======== Information given

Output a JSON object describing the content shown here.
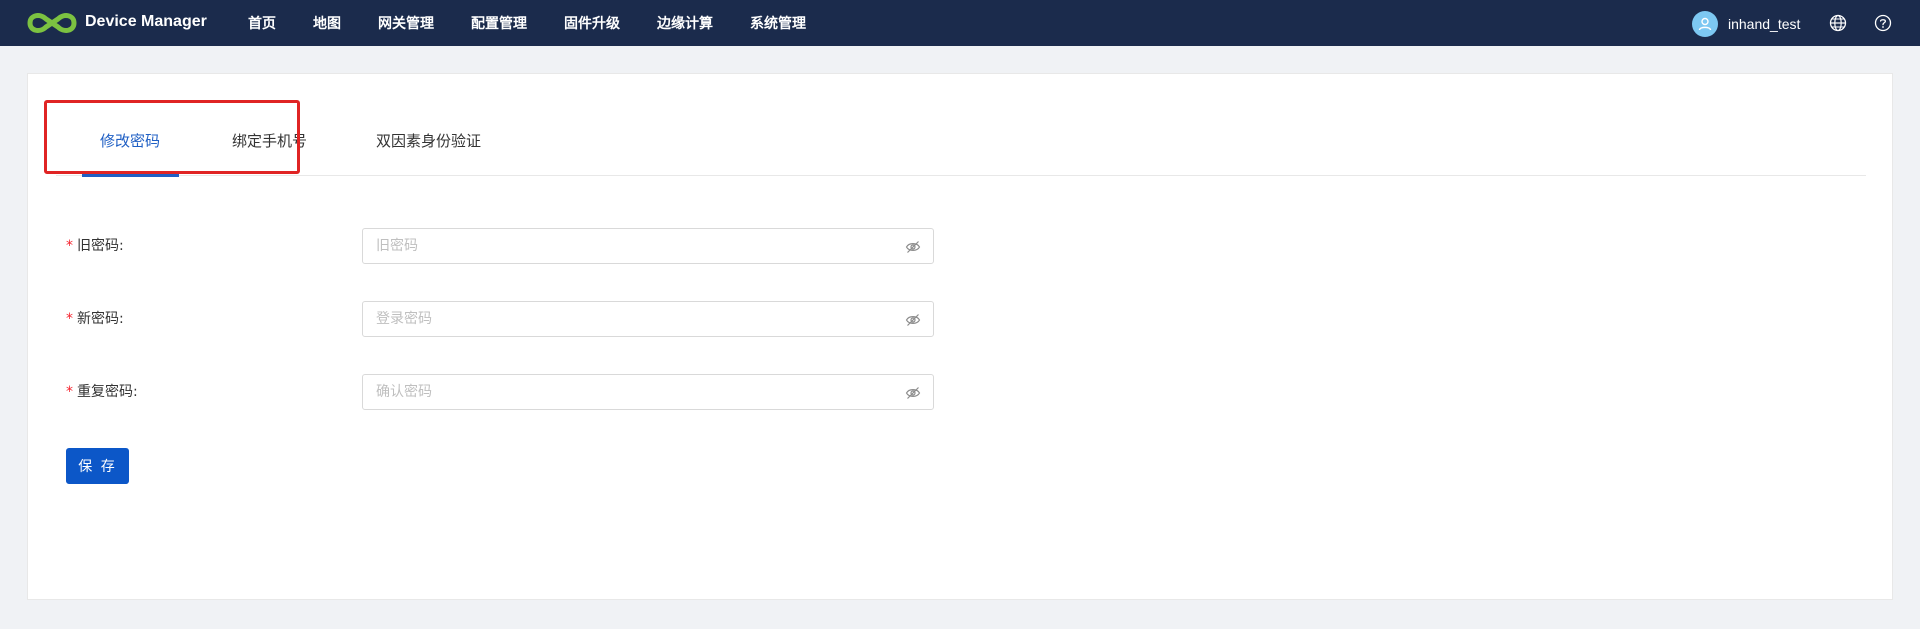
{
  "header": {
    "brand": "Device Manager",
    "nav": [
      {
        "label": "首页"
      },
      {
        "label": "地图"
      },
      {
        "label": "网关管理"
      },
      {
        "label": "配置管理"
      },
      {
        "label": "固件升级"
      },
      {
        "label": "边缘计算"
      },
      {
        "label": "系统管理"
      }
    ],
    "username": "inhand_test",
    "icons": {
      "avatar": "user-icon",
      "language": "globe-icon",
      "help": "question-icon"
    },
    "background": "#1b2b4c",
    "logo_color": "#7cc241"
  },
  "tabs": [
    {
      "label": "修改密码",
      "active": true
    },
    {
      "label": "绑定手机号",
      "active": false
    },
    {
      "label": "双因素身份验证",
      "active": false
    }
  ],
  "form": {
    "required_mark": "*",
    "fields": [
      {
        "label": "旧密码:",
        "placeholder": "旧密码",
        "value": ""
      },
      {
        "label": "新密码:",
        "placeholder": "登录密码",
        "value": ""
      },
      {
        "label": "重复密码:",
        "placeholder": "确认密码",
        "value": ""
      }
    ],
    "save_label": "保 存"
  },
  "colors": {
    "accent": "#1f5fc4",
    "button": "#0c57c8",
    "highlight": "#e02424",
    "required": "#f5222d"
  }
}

================
======== Information given

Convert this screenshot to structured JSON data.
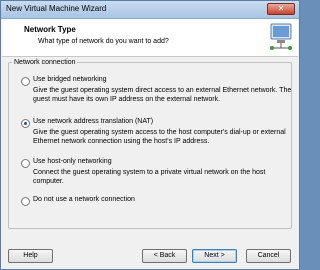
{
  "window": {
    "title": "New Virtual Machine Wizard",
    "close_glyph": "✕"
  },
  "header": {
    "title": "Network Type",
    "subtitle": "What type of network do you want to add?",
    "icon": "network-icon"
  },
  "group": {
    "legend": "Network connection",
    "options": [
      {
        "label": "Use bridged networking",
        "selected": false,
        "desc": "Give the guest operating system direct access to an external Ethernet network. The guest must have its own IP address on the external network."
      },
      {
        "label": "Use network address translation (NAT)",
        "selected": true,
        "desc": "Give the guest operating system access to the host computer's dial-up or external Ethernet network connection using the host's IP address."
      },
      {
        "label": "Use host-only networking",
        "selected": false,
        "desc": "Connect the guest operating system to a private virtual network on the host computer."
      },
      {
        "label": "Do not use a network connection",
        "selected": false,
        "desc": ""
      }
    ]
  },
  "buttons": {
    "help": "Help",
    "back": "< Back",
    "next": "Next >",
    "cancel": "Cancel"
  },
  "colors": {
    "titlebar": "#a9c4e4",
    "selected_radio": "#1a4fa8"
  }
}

================
======== Information given

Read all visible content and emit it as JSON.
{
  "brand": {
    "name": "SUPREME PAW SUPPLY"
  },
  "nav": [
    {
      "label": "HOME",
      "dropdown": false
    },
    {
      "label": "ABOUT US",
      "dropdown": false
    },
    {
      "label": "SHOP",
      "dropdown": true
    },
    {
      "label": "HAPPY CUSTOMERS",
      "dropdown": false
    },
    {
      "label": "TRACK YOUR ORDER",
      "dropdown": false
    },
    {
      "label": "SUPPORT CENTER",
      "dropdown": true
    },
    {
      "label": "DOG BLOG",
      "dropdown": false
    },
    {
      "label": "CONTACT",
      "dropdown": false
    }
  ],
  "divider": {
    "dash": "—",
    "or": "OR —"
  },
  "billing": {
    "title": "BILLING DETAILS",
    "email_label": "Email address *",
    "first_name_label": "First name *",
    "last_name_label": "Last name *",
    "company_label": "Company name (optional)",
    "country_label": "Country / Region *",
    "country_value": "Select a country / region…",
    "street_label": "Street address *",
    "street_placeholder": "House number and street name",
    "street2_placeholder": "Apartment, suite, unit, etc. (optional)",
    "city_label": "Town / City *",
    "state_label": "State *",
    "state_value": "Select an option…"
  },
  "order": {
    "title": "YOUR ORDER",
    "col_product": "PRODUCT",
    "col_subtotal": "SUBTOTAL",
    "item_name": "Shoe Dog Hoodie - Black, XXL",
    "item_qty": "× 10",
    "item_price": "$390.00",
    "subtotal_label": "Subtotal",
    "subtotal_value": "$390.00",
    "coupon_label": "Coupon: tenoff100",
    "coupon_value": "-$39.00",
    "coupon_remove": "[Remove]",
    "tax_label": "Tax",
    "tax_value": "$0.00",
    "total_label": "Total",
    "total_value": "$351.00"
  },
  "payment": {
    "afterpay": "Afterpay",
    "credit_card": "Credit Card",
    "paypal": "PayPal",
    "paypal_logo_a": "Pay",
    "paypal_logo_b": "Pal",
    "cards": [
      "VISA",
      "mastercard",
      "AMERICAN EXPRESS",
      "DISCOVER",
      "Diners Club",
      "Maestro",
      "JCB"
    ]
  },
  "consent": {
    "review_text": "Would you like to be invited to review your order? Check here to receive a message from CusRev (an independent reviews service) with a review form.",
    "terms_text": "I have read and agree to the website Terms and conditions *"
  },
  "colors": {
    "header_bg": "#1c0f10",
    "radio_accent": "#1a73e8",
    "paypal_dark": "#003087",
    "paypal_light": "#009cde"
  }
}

================

▸ Requirement: Scan the lines above for "host", then copy every one that has it.

▸ Exercise answer:
        "desc": "Give the guest operating system access to the host computer's dial-up or external Ethernet network connection using the host's IP address."
        "label": "Use host-only networking",
        "desc": "Connect the guest operating system to a private virtual network on the host computer."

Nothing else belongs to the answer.